# start of Task material
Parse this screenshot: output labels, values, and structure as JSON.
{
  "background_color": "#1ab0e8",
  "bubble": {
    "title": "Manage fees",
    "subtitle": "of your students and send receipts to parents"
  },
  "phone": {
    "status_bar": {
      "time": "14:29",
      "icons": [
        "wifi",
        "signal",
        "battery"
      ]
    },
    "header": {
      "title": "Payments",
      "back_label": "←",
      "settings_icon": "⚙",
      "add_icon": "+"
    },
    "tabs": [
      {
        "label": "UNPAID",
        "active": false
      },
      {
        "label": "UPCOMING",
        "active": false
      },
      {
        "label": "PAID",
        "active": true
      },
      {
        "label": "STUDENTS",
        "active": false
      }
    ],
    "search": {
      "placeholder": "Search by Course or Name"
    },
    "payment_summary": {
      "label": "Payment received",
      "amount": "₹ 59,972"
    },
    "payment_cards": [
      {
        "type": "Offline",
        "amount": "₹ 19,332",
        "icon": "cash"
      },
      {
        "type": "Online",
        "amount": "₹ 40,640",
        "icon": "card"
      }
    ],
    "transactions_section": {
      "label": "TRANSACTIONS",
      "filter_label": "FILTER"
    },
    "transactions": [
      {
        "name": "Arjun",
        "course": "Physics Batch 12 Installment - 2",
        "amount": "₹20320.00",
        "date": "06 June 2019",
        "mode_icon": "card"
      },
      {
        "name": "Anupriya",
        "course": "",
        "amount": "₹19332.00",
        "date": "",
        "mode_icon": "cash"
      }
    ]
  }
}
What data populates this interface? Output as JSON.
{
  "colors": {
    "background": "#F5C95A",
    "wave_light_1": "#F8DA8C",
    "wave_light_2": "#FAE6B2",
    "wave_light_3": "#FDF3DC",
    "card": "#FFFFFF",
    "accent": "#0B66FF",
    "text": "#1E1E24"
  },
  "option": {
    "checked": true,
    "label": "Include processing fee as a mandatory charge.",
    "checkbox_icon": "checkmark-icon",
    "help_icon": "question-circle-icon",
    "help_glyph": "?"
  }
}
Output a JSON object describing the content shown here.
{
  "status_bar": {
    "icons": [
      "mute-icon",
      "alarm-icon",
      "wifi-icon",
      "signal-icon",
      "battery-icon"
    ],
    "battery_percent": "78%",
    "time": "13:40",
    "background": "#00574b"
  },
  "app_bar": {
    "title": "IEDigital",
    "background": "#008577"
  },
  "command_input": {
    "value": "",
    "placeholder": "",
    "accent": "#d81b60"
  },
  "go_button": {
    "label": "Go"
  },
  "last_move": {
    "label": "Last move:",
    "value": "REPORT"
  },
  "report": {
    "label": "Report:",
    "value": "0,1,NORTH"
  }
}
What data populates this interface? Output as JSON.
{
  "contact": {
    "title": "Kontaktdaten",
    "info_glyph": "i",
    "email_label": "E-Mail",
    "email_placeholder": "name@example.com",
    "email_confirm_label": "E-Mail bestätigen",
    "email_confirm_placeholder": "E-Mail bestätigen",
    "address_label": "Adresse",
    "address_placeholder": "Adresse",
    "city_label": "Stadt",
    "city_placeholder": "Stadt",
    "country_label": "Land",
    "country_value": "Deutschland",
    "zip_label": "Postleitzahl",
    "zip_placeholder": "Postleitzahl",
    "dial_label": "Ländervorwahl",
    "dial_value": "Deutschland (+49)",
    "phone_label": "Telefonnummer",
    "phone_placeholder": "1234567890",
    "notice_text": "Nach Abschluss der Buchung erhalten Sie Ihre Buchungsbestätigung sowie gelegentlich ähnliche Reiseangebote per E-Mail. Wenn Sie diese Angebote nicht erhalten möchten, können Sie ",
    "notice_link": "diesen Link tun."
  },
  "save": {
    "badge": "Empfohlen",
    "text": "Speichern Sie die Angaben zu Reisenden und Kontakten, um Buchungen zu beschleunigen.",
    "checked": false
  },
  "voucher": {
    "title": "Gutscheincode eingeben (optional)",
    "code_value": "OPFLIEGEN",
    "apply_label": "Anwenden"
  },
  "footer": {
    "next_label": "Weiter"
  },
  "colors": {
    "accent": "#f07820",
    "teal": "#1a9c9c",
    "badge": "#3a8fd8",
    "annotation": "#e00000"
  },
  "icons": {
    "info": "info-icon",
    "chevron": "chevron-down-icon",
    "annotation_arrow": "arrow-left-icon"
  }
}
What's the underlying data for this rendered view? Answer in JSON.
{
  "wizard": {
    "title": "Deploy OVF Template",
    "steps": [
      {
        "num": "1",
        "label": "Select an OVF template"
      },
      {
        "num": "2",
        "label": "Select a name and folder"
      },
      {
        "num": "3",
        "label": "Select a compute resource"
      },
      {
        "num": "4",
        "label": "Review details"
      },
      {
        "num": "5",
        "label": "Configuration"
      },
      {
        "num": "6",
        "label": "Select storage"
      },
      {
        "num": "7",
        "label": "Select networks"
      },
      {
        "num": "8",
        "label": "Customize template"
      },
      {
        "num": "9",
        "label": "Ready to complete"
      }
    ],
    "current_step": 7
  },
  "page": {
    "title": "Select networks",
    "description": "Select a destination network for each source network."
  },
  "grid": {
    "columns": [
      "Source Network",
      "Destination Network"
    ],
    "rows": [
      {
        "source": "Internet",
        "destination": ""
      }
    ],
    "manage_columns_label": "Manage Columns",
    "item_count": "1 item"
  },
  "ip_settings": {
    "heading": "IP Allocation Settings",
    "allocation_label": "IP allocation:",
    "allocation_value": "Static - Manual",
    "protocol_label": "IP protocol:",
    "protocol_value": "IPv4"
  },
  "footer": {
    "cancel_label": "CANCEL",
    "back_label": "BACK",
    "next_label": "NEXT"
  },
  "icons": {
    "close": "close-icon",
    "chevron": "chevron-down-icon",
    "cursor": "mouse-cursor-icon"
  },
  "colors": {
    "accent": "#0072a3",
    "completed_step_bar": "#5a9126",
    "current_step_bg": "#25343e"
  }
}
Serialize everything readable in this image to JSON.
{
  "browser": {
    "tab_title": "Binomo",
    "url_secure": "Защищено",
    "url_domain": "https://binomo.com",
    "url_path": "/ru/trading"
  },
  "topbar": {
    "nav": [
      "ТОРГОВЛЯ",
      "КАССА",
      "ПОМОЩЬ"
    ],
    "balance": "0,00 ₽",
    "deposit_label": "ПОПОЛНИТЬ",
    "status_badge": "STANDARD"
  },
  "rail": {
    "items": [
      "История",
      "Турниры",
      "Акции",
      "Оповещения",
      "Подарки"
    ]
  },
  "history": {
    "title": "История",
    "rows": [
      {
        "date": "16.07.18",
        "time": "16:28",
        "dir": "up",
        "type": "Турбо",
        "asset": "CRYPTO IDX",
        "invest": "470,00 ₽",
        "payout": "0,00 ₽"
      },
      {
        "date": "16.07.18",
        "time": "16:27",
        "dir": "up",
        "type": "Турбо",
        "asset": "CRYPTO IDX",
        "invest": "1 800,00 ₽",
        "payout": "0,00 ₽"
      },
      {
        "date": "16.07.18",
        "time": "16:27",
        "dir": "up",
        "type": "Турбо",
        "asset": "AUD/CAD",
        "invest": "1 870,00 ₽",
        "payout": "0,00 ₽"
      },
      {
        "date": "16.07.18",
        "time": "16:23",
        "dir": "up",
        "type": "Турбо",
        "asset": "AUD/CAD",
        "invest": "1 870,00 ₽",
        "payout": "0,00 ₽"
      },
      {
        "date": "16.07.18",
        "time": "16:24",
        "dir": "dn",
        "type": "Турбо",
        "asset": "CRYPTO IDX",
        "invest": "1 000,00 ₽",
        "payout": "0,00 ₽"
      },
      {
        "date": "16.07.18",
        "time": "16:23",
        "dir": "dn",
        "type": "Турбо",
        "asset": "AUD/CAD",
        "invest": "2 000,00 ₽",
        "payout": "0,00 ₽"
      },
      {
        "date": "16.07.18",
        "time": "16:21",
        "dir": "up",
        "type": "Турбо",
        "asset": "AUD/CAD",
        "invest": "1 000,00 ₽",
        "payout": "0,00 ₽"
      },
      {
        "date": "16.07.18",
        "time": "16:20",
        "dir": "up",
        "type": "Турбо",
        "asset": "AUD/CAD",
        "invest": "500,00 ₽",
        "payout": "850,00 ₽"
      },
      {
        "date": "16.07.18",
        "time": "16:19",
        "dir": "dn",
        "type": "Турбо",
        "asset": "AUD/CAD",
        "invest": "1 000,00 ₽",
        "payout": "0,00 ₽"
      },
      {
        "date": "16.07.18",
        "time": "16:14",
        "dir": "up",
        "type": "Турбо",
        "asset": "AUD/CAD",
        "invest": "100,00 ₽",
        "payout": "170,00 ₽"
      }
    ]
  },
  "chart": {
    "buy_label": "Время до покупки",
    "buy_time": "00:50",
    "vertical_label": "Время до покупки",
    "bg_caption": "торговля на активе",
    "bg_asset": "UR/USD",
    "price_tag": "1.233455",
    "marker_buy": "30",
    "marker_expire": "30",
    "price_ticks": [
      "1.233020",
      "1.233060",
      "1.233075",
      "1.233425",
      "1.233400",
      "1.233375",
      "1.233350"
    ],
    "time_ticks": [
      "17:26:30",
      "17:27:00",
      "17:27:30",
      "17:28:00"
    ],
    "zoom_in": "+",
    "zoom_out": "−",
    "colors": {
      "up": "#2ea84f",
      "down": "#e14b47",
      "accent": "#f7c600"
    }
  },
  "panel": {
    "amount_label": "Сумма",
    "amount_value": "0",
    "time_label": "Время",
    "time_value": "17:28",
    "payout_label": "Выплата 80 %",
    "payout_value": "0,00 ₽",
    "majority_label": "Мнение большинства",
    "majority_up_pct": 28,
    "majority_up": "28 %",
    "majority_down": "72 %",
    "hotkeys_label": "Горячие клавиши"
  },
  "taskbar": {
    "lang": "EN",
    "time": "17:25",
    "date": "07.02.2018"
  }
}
# end of Task material
* Goal of the exercise:
Identify each line of the material where the word "invest" shows up, and copy it.

* Output:
        "invest": "470,00 ₽",
        "invest": "1 800,00 ₽",
        "invest": "1 870,00 ₽",
        "invest": "1 870,00 ₽",
        "invest": "1 000,00 ₽",
        "invest": "2 000,00 ₽",
        "invest": "1 000,00 ₽",
        "invest": "500,00 ₽",
        "invest": "1 000,00 ₽",
        "invest": "100,00 ₽",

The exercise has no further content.